» **INPUT DATA**

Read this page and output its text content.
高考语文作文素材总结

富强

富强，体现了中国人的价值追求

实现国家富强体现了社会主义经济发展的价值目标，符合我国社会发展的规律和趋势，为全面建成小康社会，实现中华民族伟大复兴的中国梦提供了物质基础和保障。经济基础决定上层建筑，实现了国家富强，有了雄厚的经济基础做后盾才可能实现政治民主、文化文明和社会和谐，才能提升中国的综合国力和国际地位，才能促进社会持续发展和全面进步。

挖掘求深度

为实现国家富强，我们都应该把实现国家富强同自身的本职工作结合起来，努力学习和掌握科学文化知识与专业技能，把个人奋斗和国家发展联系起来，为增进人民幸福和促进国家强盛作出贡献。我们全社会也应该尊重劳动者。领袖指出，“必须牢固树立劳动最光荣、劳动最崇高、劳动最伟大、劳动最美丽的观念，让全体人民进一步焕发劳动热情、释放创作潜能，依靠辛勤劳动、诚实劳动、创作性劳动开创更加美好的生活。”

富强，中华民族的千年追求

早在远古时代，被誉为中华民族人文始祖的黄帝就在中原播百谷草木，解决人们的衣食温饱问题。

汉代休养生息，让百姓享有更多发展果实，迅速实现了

» **CHALLENGE**
Return the whole listing exactly.

» **EXERCISE SOLUTION**
Read this page and output its text content.
高考语文作文素材总结

富强

富强，体现了中国人的价值追求

实现国家富强体现了社会主义经济发展的价值目标，符合我国社会发展的规律和趋势，为全面建成小康社会，实现中华民族伟大复兴的中国梦提供了物质基础和保障。经济基础决定上层建筑，实现了国家富强，有了雄厚的经济基础做后盾才可能实现政治民主、文化文明和社会和谐，才能提升中国的综合国力和国际地位，才能促进社会持续发展和全面进步。

挖掘求深度

为实现国家富强，我们都应该把实现国家富强同自身的本职工作结合起来，努力学习和掌握科学文化知识与专业技能，把个人奋斗和国家发展联系起来，为增进人民幸福和促进国家强盛作出贡献。我们全社会也应该尊重劳动者。领袖指出，“必须牢固树立劳动最光荣、劳动最崇高、劳动最伟大、劳动最美丽的观念，让全体人民进一步焕发劳动热情、释放创作潜能，依靠辛勤劳动、诚实劳动、创作性劳动开创更加美好的生活。”

富强，中华民族的千年追求

早在远古时代，被誉为中华民族人文始祖的黄帝就在中原播百谷草木，解决人们的衣食温饱问题。

汉代休养生息，让百姓享有更多发展果实，迅速实现了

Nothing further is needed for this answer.